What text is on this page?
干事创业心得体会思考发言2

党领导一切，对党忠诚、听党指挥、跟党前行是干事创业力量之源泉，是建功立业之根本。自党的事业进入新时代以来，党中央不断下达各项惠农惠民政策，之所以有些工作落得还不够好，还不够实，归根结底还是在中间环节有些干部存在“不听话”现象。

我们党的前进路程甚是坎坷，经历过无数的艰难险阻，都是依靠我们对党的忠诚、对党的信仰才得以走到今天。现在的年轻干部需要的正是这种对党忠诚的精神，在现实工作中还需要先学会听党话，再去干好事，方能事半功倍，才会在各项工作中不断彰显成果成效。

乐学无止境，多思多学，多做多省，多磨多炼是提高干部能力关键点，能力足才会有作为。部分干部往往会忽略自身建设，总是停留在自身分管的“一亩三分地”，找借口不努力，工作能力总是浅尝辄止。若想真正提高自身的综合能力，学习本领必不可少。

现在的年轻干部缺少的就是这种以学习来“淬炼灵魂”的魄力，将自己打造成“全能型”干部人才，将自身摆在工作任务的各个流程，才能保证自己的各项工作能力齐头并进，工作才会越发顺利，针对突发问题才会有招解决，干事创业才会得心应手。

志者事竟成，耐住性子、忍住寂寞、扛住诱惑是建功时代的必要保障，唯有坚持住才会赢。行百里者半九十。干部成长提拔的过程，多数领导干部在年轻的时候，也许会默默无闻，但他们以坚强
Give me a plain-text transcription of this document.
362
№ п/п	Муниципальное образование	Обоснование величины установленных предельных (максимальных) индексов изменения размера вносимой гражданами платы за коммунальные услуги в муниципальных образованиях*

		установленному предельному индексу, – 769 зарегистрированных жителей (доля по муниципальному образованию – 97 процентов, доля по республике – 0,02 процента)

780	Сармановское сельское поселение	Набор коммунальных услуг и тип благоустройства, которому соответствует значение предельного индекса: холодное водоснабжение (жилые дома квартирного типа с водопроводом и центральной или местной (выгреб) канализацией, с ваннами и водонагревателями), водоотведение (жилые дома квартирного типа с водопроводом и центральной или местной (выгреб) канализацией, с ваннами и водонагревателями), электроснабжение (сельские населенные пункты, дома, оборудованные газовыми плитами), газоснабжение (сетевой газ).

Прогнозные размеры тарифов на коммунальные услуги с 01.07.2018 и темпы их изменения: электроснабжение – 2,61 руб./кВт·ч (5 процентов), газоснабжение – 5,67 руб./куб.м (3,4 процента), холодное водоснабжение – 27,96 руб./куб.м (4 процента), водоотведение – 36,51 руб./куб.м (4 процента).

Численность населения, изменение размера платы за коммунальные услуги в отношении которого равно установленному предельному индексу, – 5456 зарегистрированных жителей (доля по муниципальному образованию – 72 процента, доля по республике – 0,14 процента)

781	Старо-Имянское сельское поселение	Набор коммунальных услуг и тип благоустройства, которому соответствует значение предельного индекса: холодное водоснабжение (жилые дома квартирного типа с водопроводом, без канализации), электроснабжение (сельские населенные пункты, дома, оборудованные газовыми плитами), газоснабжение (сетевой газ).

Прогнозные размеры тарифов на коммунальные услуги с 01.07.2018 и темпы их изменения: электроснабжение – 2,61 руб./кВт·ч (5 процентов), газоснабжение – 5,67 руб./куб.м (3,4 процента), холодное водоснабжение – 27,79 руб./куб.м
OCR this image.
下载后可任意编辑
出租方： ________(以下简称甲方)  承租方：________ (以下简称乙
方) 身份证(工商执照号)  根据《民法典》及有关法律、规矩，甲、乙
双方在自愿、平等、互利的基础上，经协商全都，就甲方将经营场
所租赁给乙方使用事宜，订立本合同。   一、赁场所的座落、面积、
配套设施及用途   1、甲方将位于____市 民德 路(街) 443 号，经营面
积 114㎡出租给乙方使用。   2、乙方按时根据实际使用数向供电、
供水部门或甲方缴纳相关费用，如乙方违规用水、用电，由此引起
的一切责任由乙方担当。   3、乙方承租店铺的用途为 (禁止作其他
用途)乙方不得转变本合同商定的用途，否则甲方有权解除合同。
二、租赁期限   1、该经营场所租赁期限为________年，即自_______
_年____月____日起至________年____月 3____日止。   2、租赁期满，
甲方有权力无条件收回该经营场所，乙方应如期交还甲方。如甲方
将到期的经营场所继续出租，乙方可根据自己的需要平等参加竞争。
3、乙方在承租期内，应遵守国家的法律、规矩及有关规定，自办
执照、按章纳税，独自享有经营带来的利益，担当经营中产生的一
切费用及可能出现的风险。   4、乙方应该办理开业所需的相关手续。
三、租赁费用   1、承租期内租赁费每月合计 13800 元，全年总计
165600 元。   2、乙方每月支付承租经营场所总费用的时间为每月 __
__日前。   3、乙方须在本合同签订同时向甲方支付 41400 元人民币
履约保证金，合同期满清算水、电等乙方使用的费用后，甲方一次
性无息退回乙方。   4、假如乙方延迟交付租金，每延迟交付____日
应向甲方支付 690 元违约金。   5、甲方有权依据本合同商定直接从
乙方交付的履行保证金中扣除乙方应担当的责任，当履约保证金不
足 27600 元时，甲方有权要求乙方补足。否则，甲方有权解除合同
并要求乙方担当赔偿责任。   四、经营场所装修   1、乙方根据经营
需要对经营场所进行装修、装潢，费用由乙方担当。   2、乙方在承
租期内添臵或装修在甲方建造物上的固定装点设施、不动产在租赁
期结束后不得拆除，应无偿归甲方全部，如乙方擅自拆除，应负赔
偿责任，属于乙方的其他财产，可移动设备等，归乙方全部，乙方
####
■ Exercise description: Identify how many lines in the entries above contain the word "муниципальному" and provide only that figure.

■ Answer to the task: 2